[Chart and figure data]
———
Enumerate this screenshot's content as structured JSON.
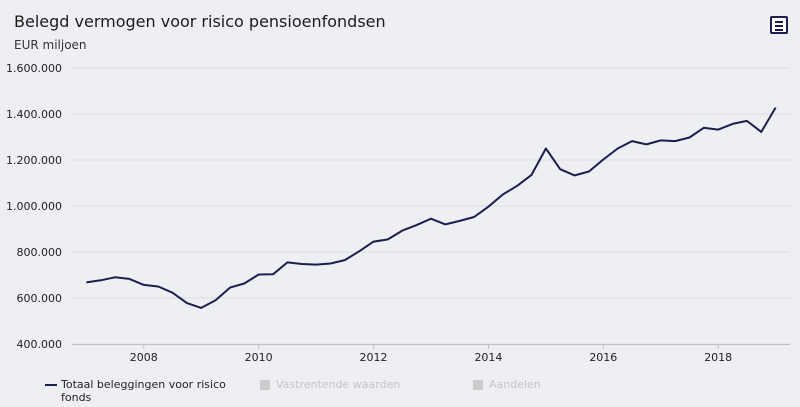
{
  "header": {
    "title": "Belegd vermogen voor risico pensioenfondsen",
    "subtitle": "EUR miljoen",
    "menu_icon": "hamburger-menu-icon"
  },
  "legend": {
    "items": [
      {
        "label": "Totaal beleggingen voor risico fonds",
        "active": true,
        "color": "#1a1f4d"
      },
      {
        "label": "Vastrentende waarden",
        "active": false,
        "color": "#cccccc"
      },
      {
        "label": "Aandelen",
        "active": false,
        "color": "#cccccc"
      }
    ]
  },
  "chart_data": {
    "type": "line",
    "title": "Belegd vermogen voor risico pensioenfondsen",
    "subtitle": "EUR miljoen",
    "xlabel": "",
    "ylabel": "",
    "xlim": [
      2006.75,
      2019.25
    ],
    "ylim": [
      400000,
      1600000
    ],
    "x_ticks": [
      2008,
      2010,
      2012,
      2014,
      2016,
      2018
    ],
    "x_tick_labels": [
      "2008",
      "2010",
      "2012",
      "2014",
      "2016",
      "2018"
    ],
    "y_ticks": [
      400000,
      600000,
      800000,
      1000000,
      1200000,
      1400000,
      1600000
    ],
    "y_tick_labels": [
      "400.000",
      "600.000",
      "800.000",
      "1.000.000",
      "1.200.000",
      "1.400.000",
      "1.600.000"
    ],
    "grid": true,
    "legend_position": "bottom-left",
    "series": [
      {
        "name": "Totaal beleggingen voor risico fonds",
        "color": "#1a1f4d",
        "points": [
          [
            2007.0,
            668000
          ],
          [
            2007.25,
            677000
          ],
          [
            2007.5,
            690000
          ],
          [
            2007.75,
            683000
          ],
          [
            2008.0,
            657000
          ],
          [
            2008.25,
            650000
          ],
          [
            2008.5,
            623000
          ],
          [
            2008.75,
            578000
          ],
          [
            2009.0,
            557000
          ],
          [
            2009.25,
            590000
          ],
          [
            2009.5,
            645000
          ],
          [
            2009.75,
            663000
          ],
          [
            2010.0,
            702000
          ],
          [
            2010.25,
            703000
          ],
          [
            2010.5,
            755000
          ],
          [
            2010.75,
            748000
          ],
          [
            2011.0,
            745000
          ],
          [
            2011.25,
            750000
          ],
          [
            2011.5,
            765000
          ],
          [
            2011.75,
            803000
          ],
          [
            2012.0,
            845000
          ],
          [
            2012.25,
            855000
          ],
          [
            2012.5,
            893000
          ],
          [
            2012.75,
            917000
          ],
          [
            2013.0,
            945000
          ],
          [
            2013.25,
            920000
          ],
          [
            2013.5,
            935000
          ],
          [
            2013.75,
            952000
          ],
          [
            2014.0,
            997000
          ],
          [
            2014.25,
            1050000
          ],
          [
            2014.5,
            1088000
          ],
          [
            2014.75,
            1135000
          ],
          [
            2015.0,
            1250000
          ],
          [
            2015.25,
            1160000
          ],
          [
            2015.5,
            1133000
          ],
          [
            2015.75,
            1150000
          ],
          [
            2016.0,
            1202000
          ],
          [
            2016.25,
            1250000
          ],
          [
            2016.5,
            1282000
          ],
          [
            2016.75,
            1268000
          ],
          [
            2017.0,
            1285000
          ],
          [
            2017.25,
            1282000
          ],
          [
            2017.5,
            1298000
          ],
          [
            2017.75,
            1340000
          ],
          [
            2018.0,
            1332000
          ],
          [
            2018.25,
            1357000
          ],
          [
            2018.5,
            1370000
          ],
          [
            2018.75,
            1322000
          ],
          [
            2019.0,
            1428000
          ]
        ]
      }
    ]
  }
}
———
* [Aim]: Repeat the records in full, exactly as they appear, without the pictures.

* [In response]:
Enumerate this screenshot's content as structured JSON.
{
  "header": {
    "title": "Belegd vermogen voor risico pensioenfondsen",
    "subtitle": "EUR miljoen",
    "menu_icon": "hamburger-menu-icon"
  },
  "legend": {
    "items": [
      {
        "label": "Totaal beleggingen voor risico fonds",
        "active": true,
        "color": "#1a1f4d"
      },
      {
        "label": "Vastrentende waarden",
        "active": false,
        "color": "#cccccc"
      },
      {
        "label": "Aandelen",
        "active": false,
        "color": "#cccccc"
      }
    ]
  },
  "chart_data": {
    "type": "line",
    "title": "Belegd vermogen voor risico pensioenfondsen",
    "subtitle": "EUR miljoen",
    "xlabel": "",
    "ylabel": "",
    "xlim": [
      2006.75,
      2019.25
    ],
    "ylim": [
      400000,
      1600000
    ],
    "x_ticks": [
      2008,
      2010,
      2012,
      2014,
      2016,
      2018
    ],
    "x_tick_labels": [
      "2008",
      "2010",
      "2012",
      "2014",
      "2016",
      "2018"
    ],
    "y_ticks": [
      400000,
      600000,
      800000,
      1000000,
      1200000,
      1400000,
      1600000
    ],
    "y_tick_labels": [
      "400.000",
      "600.000",
      "800.000",
      "1.000.000",
      "1.200.000",
      "1.400.000",
      "1.600.000"
    ],
    "grid": true,
    "legend_position": "bottom-left",
    "series": [
      {
        "name": "Totaal beleggingen voor risico fonds",
        "color": "#1a1f4d",
        "points": [
          [
            2007.0,
            668000
          ],
          [
            2007.25,
            677000
          ],
          [
            2007.5,
            690000
          ],
          [
            2007.75,
            683000
          ],
          [
            2008.0,
            657000
          ],
          [
            2008.25,
            650000
          ],
          [
            2008.5,
            623000
          ],
          [
            2008.75,
            578000
          ],
          [
            2009.0,
            557000
          ],
          [
            2009.25,
            590000
          ],
          [
            2009.5,
            645000
          ],
          [
            2009.75,
            663000
          ],
          [
            2010.0,
            702000
          ],
          [
            2010.25,
            703000
          ],
          [
            2010.5,
            755000
          ],
          [
            2010.75,
            748000
          ],
          [
            2011.0,
            745000
          ],
          [
            2011.25,
            750000
          ],
          [
            2011.5,
            765000
          ],
          [
            2011.75,
            803000
          ],
          [
            2012.0,
            845000
          ],
          [
            2012.25,
            855000
          ],
          [
            2012.5,
            893000
          ],
          [
            2012.75,
            917000
          ],
          [
            2013.0,
            945000
          ],
          [
            2013.25,
            920000
          ],
          [
            2013.5,
            935000
          ],
          [
            2013.75,
            952000
          ],
          [
            2014.0,
            997000
          ],
          [
            2014.25,
            1050000
          ],
          [
            2014.5,
            1088000
          ],
          [
            2014.75,
            1135000
          ],
          [
            2015.0,
            1250000
          ],
          [
            2015.25,
            1160000
          ],
          [
            2015.5,
            1133000
          ],
          [
            2015.75,
            1150000
          ],
          [
            2016.0,
            1202000
          ],
          [
            2016.25,
            1250000
          ],
          [
            2016.5,
            1282000
          ],
          [
            2016.75,
            1268000
          ],
          [
            2017.0,
            1285000
          ],
          [
            2017.25,
            1282000
          ],
          [
            2017.5,
            1298000
          ],
          [
            2017.75,
            1340000
          ],
          [
            2018.0,
            1332000
          ],
          [
            2018.25,
            1357000
          ],
          [
            2018.5,
            1370000
          ],
          [
            2018.75,
            1322000
          ],
          [
            2019.0,
            1428000
          ]
        ]
      }
    ]
  }
}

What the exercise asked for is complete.